INSTRUCTIONS FOR THE TASK :: Keep every line where the word "sportswear" appears; drop the rest.

RECORDS FOR THIS TASK ::

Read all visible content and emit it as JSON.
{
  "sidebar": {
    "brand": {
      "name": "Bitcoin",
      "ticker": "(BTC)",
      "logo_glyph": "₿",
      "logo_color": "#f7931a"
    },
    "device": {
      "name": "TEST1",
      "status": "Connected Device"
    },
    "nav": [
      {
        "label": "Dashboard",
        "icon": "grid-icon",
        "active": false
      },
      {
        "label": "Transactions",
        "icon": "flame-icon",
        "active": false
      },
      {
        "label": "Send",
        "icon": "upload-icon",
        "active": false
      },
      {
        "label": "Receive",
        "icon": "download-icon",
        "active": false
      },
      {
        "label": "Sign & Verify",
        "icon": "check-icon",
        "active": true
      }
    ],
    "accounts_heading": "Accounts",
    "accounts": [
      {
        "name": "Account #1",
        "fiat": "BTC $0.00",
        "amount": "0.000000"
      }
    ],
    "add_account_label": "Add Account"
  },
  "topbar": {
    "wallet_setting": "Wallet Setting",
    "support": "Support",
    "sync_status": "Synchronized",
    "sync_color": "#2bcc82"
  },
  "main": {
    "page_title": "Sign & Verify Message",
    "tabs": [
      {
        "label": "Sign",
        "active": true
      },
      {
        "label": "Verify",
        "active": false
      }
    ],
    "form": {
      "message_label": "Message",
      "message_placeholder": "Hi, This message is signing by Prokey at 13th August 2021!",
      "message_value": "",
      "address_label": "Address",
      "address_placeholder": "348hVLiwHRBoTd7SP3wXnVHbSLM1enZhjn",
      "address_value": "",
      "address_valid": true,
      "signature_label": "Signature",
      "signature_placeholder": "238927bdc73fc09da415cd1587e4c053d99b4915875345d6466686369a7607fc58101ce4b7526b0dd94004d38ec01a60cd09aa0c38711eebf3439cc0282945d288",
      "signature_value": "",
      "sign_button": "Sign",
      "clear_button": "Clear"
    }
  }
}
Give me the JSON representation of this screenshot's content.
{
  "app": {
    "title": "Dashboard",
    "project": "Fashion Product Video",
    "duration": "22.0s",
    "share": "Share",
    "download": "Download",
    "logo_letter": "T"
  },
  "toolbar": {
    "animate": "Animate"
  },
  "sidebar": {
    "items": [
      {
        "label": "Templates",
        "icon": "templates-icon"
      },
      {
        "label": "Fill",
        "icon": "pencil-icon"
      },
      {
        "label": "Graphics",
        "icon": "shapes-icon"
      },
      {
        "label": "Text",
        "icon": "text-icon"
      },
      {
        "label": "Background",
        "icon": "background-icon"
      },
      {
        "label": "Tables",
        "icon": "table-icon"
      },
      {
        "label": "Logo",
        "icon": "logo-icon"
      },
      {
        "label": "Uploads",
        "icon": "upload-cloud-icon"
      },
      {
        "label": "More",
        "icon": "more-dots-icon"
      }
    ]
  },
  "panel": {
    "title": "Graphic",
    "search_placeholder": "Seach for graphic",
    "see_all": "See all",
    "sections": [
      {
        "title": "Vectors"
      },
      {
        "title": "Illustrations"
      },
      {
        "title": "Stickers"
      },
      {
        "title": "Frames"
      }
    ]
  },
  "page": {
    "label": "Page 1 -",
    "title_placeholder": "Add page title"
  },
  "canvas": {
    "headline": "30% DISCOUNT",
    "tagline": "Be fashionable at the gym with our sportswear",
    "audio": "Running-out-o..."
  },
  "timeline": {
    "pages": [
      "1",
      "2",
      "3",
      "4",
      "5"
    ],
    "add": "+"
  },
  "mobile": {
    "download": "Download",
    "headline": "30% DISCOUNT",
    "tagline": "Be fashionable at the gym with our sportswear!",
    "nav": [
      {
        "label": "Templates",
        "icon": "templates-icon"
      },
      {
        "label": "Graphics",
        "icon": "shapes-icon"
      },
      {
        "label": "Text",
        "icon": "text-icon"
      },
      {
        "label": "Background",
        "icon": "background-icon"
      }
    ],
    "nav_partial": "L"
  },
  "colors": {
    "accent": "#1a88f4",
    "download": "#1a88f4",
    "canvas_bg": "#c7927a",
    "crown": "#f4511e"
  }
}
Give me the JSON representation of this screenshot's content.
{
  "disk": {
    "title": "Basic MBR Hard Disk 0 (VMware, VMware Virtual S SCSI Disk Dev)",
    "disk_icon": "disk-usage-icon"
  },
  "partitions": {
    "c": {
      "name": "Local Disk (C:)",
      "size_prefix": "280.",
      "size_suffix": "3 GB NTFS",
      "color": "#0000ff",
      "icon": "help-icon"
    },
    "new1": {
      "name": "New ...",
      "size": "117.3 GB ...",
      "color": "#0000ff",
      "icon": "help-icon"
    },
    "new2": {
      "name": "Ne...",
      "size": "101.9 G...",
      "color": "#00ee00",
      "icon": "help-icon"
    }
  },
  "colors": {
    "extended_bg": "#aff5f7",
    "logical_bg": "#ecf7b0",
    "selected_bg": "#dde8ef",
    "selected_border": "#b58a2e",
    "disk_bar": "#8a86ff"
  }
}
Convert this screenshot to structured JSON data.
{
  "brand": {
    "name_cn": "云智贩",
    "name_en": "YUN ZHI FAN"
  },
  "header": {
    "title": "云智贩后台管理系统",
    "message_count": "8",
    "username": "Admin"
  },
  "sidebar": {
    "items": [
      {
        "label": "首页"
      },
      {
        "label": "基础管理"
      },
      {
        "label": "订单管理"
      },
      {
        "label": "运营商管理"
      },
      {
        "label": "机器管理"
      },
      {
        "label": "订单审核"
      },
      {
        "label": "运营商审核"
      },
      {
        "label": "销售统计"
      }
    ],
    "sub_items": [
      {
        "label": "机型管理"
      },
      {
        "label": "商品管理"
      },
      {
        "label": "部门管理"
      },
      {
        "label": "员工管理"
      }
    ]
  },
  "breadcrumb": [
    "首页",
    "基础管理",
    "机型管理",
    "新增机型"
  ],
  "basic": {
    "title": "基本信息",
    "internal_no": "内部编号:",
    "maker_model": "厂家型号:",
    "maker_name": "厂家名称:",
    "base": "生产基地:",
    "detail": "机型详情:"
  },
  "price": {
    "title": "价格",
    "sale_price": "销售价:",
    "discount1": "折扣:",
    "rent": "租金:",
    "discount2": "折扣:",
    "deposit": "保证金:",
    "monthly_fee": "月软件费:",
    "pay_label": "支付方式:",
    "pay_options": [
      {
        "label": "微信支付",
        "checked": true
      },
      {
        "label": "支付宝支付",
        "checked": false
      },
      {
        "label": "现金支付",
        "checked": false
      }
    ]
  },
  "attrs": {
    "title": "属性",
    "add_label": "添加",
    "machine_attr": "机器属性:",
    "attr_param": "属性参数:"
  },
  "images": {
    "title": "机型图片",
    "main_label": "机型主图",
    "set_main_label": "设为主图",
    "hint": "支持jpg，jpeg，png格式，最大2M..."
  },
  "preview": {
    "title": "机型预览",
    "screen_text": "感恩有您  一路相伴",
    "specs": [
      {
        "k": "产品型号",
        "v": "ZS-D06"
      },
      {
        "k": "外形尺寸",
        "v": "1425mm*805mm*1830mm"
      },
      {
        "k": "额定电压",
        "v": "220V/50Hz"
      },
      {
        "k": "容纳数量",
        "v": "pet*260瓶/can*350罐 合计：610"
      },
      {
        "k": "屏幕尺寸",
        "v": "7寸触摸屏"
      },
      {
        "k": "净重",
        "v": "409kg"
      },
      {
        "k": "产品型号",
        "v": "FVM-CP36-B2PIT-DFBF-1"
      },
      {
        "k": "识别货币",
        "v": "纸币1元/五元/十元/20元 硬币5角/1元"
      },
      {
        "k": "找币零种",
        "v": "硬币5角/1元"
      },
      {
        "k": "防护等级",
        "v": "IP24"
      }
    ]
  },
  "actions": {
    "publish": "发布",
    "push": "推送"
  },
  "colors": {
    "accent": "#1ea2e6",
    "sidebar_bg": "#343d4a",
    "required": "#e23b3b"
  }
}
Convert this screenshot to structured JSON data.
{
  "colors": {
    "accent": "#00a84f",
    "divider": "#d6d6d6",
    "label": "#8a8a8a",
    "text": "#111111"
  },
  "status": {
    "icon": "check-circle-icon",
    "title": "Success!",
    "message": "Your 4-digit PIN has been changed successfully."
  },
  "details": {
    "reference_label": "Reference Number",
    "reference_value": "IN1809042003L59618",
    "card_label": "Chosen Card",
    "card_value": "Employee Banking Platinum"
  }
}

EXERCISE SOLUTION ::
    "tagline": "Be fashionable at the gym with our sportswear",
    "tagline": "Be fashionable at the gym with our sportswear!",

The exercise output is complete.